[start RAW RECORDS]
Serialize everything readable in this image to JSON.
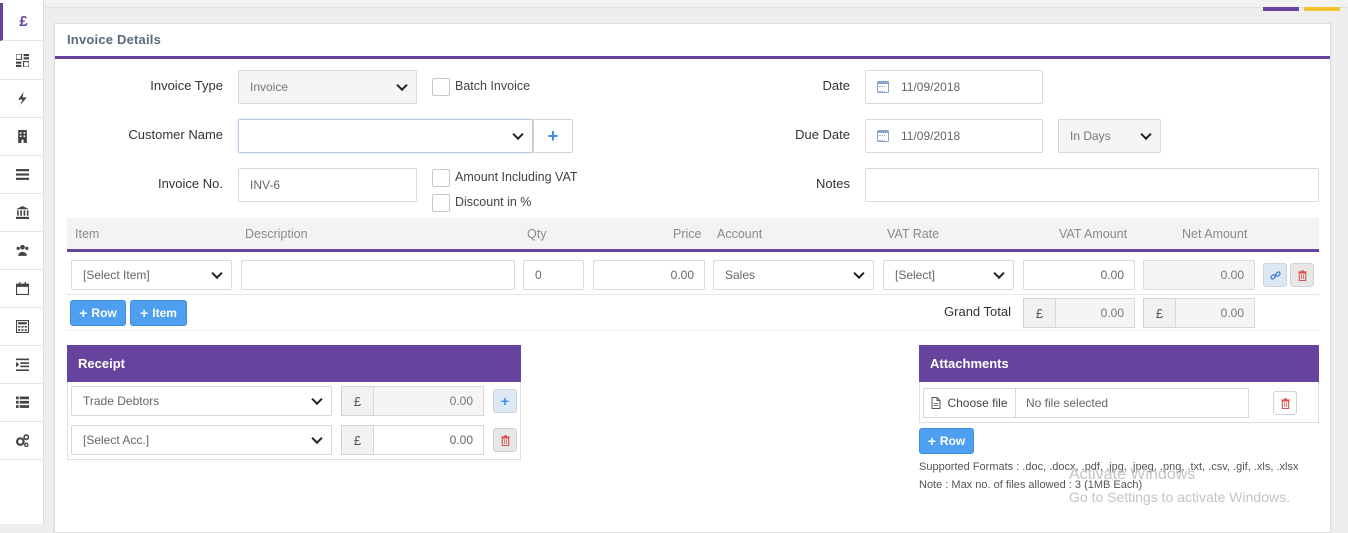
{
  "sidebar": {
    "items": [
      {
        "name": "pound-icon",
        "glyph": "£"
      },
      {
        "name": "dashboard-icon"
      },
      {
        "name": "lightning-icon"
      },
      {
        "name": "building-icon"
      },
      {
        "name": "list-icon"
      },
      {
        "name": "bank-icon"
      },
      {
        "name": "users-icon"
      },
      {
        "name": "calendar-icon"
      },
      {
        "name": "calculator-icon"
      },
      {
        "name": "indent-icon"
      },
      {
        "name": "table-list-icon"
      },
      {
        "name": "cogs-icon"
      }
    ]
  },
  "panel": {
    "title": "Invoice Details"
  },
  "form": {
    "invoice_type_label": "Invoice Type",
    "invoice_type_value": "Invoice",
    "batch_invoice_label": "Batch Invoice",
    "customer_name_label": "Customer Name",
    "customer_name_value": "",
    "add_customer_glyph": "+",
    "invoice_no_label": "Invoice No.",
    "invoice_no_value": "INV-6",
    "amount_incl_vat_label": "Amount Including VAT",
    "discount_pct_label": "Discount in %",
    "date_label": "Date",
    "date_value": "11/09/2018",
    "due_date_label": "Due Date",
    "due_date_value": "11/09/2018",
    "due_in_value": "In Days",
    "notes_label": "Notes",
    "notes_value": ""
  },
  "items_table": {
    "headers": [
      "Item",
      "Description",
      "Qty",
      "Price",
      "Account",
      "VAT Rate",
      "VAT Amount",
      "Net Amount"
    ],
    "row": {
      "item": "[Select Item]",
      "description": "",
      "qty": "0",
      "price": "0.00",
      "account": "Sales",
      "vat_rate": "[Select]",
      "vat_amount": "0.00",
      "net_amount": "0.00"
    },
    "add_row_label": "Row",
    "add_item_label": "Item",
    "grand_total_label": "Grand Total",
    "currency": "£",
    "grand_total_vat": "0.00",
    "grand_total_net": "0.00"
  },
  "receipt": {
    "title": "Receipt",
    "rows": [
      {
        "account": "Trade Debtors",
        "currency": "£",
        "amount": "0.00"
      },
      {
        "account": "[Select Acc.]",
        "currency": "£",
        "amount": "0.00"
      }
    ]
  },
  "attachments": {
    "title": "Attachments",
    "choose_file_label": "Choose file",
    "file_status": "No file selected",
    "add_row_label": "Row",
    "supported_formats": "Supported Formats : .doc, .docx, .pdf, .jpg, .jpeg, .png, .txt, .csv, .gif, .xls, .xlsx",
    "max_files_note": "Note : Max no. of files allowed : 3 (1MB Each)"
  },
  "watermark": {
    "line1": "Activate Windows",
    "line2": "Go to Settings to activate Windows."
  },
  "colors": {
    "accent": "#66439c",
    "button_blue": "#4f9ff0",
    "highlight_yellow": "#f4c430"
  }
}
[end RAW RECORDS]
» WHAT NEEDS TO BE DONE
The data above needs to be retyped exactly, with the images left out.

» SOLVED EXERCISE
Serialize everything readable in this image to JSON.
{
  "sidebar": {
    "items": [
      {
        "name": "pound-icon",
        "glyph": "£"
      },
      {
        "name": "dashboard-icon"
      },
      {
        "name": "lightning-icon"
      },
      {
        "name": "building-icon"
      },
      {
        "name": "list-icon"
      },
      {
        "name": "bank-icon"
      },
      {
        "name": "users-icon"
      },
      {
        "name": "calendar-icon"
      },
      {
        "name": "calculator-icon"
      },
      {
        "name": "indent-icon"
      },
      {
        "name": "table-list-icon"
      },
      {
        "name": "cogs-icon"
      }
    ]
  },
  "panel": {
    "title": "Invoice Details"
  },
  "form": {
    "invoice_type_label": "Invoice Type",
    "invoice_type_value": "Invoice",
    "batch_invoice_label": "Batch Invoice",
    "customer_name_label": "Customer Name",
    "customer_name_value": "",
    "add_customer_glyph": "+",
    "invoice_no_label": "Invoice No.",
    "invoice_no_value": "INV-6",
    "amount_incl_vat_label": "Amount Including VAT",
    "discount_pct_label": "Discount in %",
    "date_label": "Date",
    "date_value": "11/09/2018",
    "due_date_label": "Due Date",
    "due_date_value": "11/09/2018",
    "due_in_value": "In Days",
    "notes_label": "Notes",
    "notes_value": ""
  },
  "items_table": {
    "headers": [
      "Item",
      "Description",
      "Qty",
      "Price",
      "Account",
      "VAT Rate",
      "VAT Amount",
      "Net Amount"
    ],
    "row": {
      "item": "[Select Item]",
      "description": "",
      "qty": "0",
      "price": "0.00",
      "account": "Sales",
      "vat_rate": "[Select]",
      "vat_amount": "0.00",
      "net_amount": "0.00"
    },
    "add_row_label": "Row",
    "add_item_label": "Item",
    "grand_total_label": "Grand Total",
    "currency": "£",
    "grand_total_vat": "0.00",
    "grand_total_net": "0.00"
  },
  "receipt": {
    "title": "Receipt",
    "rows": [
      {
        "account": "Trade Debtors",
        "currency": "£",
        "amount": "0.00"
      },
      {
        "account": "[Select Acc.]",
        "currency": "£",
        "amount": "0.00"
      }
    ]
  },
  "attachments": {
    "title": "Attachments",
    "choose_file_label": "Choose file",
    "file_status": "No file selected",
    "add_row_label": "Row",
    "supported_formats": "Supported Formats : .doc, .docx, .pdf, .jpg, .jpeg, .png, .txt, .csv, .gif, .xls, .xlsx",
    "max_files_note": "Note : Max no. of files allowed : 3 (1MB Each)"
  },
  "watermark": {
    "line1": "Activate Windows",
    "line2": "Go to Settings to activate Windows."
  },
  "colors": {
    "accent": "#66439c",
    "button_blue": "#4f9ff0",
    "highlight_yellow": "#f4c430"
  }
}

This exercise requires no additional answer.